» Input for this task
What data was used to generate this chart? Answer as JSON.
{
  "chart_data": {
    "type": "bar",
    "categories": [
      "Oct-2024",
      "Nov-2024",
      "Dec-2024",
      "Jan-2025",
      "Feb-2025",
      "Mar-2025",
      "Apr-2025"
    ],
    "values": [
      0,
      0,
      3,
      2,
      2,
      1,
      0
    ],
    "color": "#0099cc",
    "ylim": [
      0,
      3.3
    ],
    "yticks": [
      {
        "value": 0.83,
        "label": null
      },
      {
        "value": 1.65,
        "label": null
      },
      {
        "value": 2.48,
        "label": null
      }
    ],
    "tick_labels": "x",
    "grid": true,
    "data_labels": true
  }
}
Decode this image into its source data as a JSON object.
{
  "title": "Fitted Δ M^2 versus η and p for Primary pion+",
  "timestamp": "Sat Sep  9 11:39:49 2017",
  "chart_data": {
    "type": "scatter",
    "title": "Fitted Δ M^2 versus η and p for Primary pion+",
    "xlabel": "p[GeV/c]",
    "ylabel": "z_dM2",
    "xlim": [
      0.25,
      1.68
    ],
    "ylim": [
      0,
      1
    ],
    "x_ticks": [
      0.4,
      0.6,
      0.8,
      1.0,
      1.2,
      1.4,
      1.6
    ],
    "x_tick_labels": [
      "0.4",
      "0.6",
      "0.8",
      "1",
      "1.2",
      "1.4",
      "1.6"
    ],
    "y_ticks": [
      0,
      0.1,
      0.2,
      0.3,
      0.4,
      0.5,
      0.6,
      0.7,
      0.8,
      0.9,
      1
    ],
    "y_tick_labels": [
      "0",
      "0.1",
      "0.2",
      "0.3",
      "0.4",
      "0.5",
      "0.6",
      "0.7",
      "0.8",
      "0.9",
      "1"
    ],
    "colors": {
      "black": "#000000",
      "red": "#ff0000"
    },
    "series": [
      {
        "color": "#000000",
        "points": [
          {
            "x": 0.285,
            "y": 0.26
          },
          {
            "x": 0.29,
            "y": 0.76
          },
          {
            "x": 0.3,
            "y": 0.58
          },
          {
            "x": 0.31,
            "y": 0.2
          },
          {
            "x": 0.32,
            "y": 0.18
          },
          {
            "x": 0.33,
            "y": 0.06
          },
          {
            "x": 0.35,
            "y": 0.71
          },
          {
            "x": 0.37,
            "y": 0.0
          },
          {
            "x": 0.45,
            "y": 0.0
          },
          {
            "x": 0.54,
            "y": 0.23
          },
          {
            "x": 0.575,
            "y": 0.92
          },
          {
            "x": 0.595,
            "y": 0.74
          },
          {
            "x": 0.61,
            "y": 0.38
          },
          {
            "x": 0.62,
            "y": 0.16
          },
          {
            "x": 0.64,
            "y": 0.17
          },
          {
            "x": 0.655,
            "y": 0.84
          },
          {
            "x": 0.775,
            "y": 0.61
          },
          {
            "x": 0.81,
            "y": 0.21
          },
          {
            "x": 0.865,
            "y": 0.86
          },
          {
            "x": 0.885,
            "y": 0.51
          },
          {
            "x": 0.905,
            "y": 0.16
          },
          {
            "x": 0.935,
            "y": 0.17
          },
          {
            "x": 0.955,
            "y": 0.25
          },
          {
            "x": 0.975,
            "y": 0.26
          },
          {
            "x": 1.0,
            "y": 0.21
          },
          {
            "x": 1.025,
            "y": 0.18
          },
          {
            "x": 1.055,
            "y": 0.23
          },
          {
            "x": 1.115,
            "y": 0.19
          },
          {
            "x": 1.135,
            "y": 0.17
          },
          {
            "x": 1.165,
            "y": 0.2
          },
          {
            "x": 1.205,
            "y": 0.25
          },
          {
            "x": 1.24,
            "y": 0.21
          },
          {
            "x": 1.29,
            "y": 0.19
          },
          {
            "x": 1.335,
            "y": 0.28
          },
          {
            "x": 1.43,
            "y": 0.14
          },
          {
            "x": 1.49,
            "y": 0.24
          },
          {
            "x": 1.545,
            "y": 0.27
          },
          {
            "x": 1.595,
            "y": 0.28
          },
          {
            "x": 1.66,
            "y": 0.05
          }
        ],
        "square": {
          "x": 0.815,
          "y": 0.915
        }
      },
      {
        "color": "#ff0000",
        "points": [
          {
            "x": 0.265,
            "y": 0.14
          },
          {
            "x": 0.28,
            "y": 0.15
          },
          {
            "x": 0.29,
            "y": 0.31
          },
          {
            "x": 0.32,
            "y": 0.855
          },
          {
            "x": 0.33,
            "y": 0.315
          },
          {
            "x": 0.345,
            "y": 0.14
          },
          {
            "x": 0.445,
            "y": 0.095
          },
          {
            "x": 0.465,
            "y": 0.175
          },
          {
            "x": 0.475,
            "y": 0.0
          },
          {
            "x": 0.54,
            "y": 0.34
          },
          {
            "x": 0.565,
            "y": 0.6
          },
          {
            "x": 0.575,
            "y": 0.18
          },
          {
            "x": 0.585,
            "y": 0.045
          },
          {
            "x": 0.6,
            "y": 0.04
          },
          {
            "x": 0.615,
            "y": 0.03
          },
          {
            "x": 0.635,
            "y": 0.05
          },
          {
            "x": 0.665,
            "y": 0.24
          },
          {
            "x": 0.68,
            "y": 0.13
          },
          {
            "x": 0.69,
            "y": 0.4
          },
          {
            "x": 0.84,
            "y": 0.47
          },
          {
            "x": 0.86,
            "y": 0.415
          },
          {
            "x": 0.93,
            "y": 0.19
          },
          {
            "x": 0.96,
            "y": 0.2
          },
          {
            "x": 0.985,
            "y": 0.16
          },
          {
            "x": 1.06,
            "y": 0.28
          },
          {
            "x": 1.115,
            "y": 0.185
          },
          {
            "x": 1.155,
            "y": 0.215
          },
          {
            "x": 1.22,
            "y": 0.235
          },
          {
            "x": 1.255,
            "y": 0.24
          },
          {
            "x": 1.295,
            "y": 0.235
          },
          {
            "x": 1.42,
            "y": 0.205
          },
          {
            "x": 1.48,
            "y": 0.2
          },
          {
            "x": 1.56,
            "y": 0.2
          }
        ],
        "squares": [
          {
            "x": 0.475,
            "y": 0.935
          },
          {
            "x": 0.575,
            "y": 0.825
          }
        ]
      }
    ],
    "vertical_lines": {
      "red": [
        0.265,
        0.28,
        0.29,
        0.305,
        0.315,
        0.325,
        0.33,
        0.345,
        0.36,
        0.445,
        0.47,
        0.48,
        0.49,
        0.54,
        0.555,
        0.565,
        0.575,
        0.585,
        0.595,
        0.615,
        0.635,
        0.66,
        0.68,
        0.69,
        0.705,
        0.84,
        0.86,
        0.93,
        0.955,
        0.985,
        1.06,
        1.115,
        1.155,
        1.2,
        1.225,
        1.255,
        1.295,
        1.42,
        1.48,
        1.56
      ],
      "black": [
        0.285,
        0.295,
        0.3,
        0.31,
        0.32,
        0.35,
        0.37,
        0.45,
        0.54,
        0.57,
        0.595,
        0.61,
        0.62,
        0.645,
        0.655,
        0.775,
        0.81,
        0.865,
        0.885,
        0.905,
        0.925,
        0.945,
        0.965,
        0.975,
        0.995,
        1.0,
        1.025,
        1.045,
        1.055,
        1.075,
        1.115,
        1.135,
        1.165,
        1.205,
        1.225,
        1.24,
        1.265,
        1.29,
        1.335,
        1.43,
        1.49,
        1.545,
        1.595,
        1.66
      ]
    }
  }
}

» Exercise requirements
Set every line of the listing down word for word.

» Full output
What data was used to generate this chart? Answer as JSON.
{
  "chart_data": {
    "type": "bar",
    "categories": [
      "Oct-2024",
      "Nov-2024",
      "Dec-2024",
      "Jan-2025",
      "Feb-2025",
      "Mar-2025",
      "Apr-2025"
    ],
    "values": [
      0,
      0,
      3,
      2,
      2,
      1,
      0
    ],
    "color": "#0099cc",
    "ylim": [
      0,
      3.3
    ],
    "yticks": [
      {
        "value": 0.83,
        "label": null
      },
      {
        "value": 1.65,
        "label": null
      },
      {
        "value": 2.48,
        "label": null
      }
    ],
    "tick_labels": "x",
    "grid": true,
    "data_labels": true
  }
}
Decode this image into its source data as a JSON object.
{
  "title": "Fitted Δ M^2 versus η and p for Primary pion+",
  "timestamp": "Sat Sep  9 11:39:49 2017",
  "chart_data": {
    "type": "scatter",
    "title": "Fitted Δ M^2 versus η and p for Primary pion+",
    "xlabel": "p[GeV/c]",
    "ylabel": "z_dM2",
    "xlim": [
      0.25,
      1.68
    ],
    "ylim": [
      0,
      1
    ],
    "x_ticks": [
      0.4,
      0.6,
      0.8,
      1.0,
      1.2,
      1.4,
      1.6
    ],
    "x_tick_labels": [
      "0.4",
      "0.6",
      "0.8",
      "1",
      "1.2",
      "1.4",
      "1.6"
    ],
    "y_ticks": [
      0,
      0.1,
      0.2,
      0.3,
      0.4,
      0.5,
      0.6,
      0.7,
      0.8,
      0.9,
      1
    ],
    "y_tick_labels": [
      "0",
      "0.1",
      "0.2",
      "0.3",
      "0.4",
      "0.5",
      "0.6",
      "0.7",
      "0.8",
      "0.9",
      "1"
    ],
    "colors": {
      "black": "#000000",
      "red": "#ff0000"
    },
    "series": [
      {
        "color": "#000000",
        "points": [
          {
            "x": 0.285,
            "y": 0.26
          },
          {
            "x": 0.29,
            "y": 0.76
          },
          {
            "x": 0.3,
            "y": 0.58
          },
          {
            "x": 0.31,
            "y": 0.2
          },
          {
            "x": 0.32,
            "y": 0.18
          },
          {
            "x": 0.33,
            "y": 0.06
          },
          {
            "x": 0.35,
            "y": 0.71
          },
          {
            "x": 0.37,
            "y": 0.0
          },
          {
            "x": 0.45,
            "y": 0.0
          },
          {
            "x": 0.54,
            "y": 0.23
          },
          {
            "x": 0.575,
            "y": 0.92
          },
          {
            "x": 0.595,
            "y": 0.74
          },
          {
            "x": 0.61,
            "y": 0.38
          },
          {
            "x": 0.62,
            "y": 0.16
          },
          {
            "x": 0.64,
            "y": 0.17
          },
          {
            "x": 0.655,
            "y": 0.84
          },
          {
            "x": 0.775,
            "y": 0.61
          },
          {
            "x": 0.81,
            "y": 0.21
          },
          {
            "x": 0.865,
            "y": 0.86
          },
          {
            "x": 0.885,
            "y": 0.51
          },
          {
            "x": 0.905,
            "y": 0.16
          },
          {
            "x": 0.935,
            "y": 0.17
          },
          {
            "x": 0.955,
            "y": 0.25
          },
          {
            "x": 0.975,
            "y": 0.26
          },
          {
            "x": 1.0,
            "y": 0.21
          },
          {
            "x": 1.025,
            "y": 0.18
          },
          {
            "x": 1.055,
            "y": 0.23
          },
          {
            "x": 1.115,
            "y": 0.19
          },
          {
            "x": 1.135,
            "y": 0.17
          },
          {
            "x": 1.165,
            "y": 0.2
          },
          {
            "x": 1.205,
            "y": 0.25
          },
          {
            "x": 1.24,
            "y": 0.21
          },
          {
            "x": 1.29,
            "y": 0.19
          },
          {
            "x": 1.335,
            "y": 0.28
          },
          {
            "x": 1.43,
            "y": 0.14
          },
          {
            "x": 1.49,
            "y": 0.24
          },
          {
            "x": 1.545,
            "y": 0.27
          },
          {
            "x": 1.595,
            "y": 0.28
          },
          {
            "x": 1.66,
            "y": 0.05
          }
        ],
        "square": {
          "x": 0.815,
          "y": 0.915
        }
      },
      {
        "color": "#ff0000",
        "points": [
          {
            "x": 0.265,
            "y": 0.14
          },
          {
            "x": 0.28,
            "y": 0.15
          },
          {
            "x": 0.29,
            "y": 0.31
          },
          {
            "x": 0.32,
            "y": 0.855
          },
          {
            "x": 0.33,
            "y": 0.315
          },
          {
            "x": 0.345,
            "y": 0.14
          },
          {
            "x": 0.445,
            "y": 0.095
          },
          {
            "x": 0.465,
            "y": 0.175
          },
          {
            "x": 0.475,
            "y": 0.0
          },
          {
            "x": 0.54,
            "y": 0.34
          },
          {
            "x": 0.565,
            "y": 0.6
          },
          {
            "x": 0.575,
            "y": 0.18
          },
          {
            "x": 0.585,
            "y": 0.045
          },
          {
            "x": 0.6,
            "y": 0.04
          },
          {
            "x": 0.615,
            "y": 0.03
          },
          {
            "x": 0.635,
            "y": 0.05
          },
          {
            "x": 0.665,
            "y": 0.24
          },
          {
            "x": 0.68,
            "y": 0.13
          },
          {
            "x": 0.69,
            "y": 0.4
          },
          {
            "x": 0.84,
            "y": 0.47
          },
          {
            "x": 0.86,
            "y": 0.415
          },
          {
            "x": 0.93,
            "y": 0.19
          },
          {
            "x": 0.96,
            "y": 0.2
          },
          {
            "x": 0.985,
            "y": 0.16
          },
          {
            "x": 1.06,
            "y": 0.28
          },
          {
            "x": 1.115,
            "y": 0.185
          },
          {
            "x": 1.155,
            "y": 0.215
          },
          {
            "x": 1.22,
            "y": 0.235
          },
          {
            "x": 1.255,
            "y": 0.24
          },
          {
            "x": 1.295,
            "y": 0.235
          },
          {
            "x": 1.42,
            "y": 0.205
          },
          {
            "x": 1.48,
            "y": 0.2
          },
          {
            "x": 1.56,
            "y": 0.2
          }
        ],
        "squares": [
          {
            "x": 0.475,
            "y": 0.935
          },
          {
            "x": 0.575,
            "y": 0.825
          }
        ]
      }
    ],
    "vertical_lines": {
      "red": [
        0.265,
        0.28,
        0.29,
        0.305,
        0.315,
        0.325,
        0.33,
        0.345,
        0.36,
        0.445,
        0.47,
        0.48,
        0.49,
        0.54,
        0.555,
        0.565,
        0.575,
        0.585,
        0.595,
        0.615,
        0.635,
        0.66,
        0.68,
        0.69,
        0.705,
        0.84,
        0.86,
        0.93,
        0.955,
        0.985,
        1.06,
        1.115,
        1.155,
        1.2,
        1.225,
        1.255,
        1.295,
        1.42,
        1.48,
        1.56
      ],
      "black": [
        0.285,
        0.295,
        0.3,
        0.31,
        0.32,
        0.35,
        0.37,
        0.45,
        0.54,
        0.57,
        0.595,
        0.61,
        0.62,
        0.645,
        0.655,
        0.775,
        0.81,
        0.865,
        0.885,
        0.905,
        0.925,
        0.945,
        0.965,
        0.975,
        0.995,
        1.0,
        1.025,
        1.045,
        1.055,
        1.075,
        1.115,
        1.135,
        1.165,
        1.205,
        1.225,
        1.24,
        1.265,
        1.29,
        1.335,
        1.43,
        1.49,
        1.545,
        1.595,
        1.66
      ]
    }
  }
}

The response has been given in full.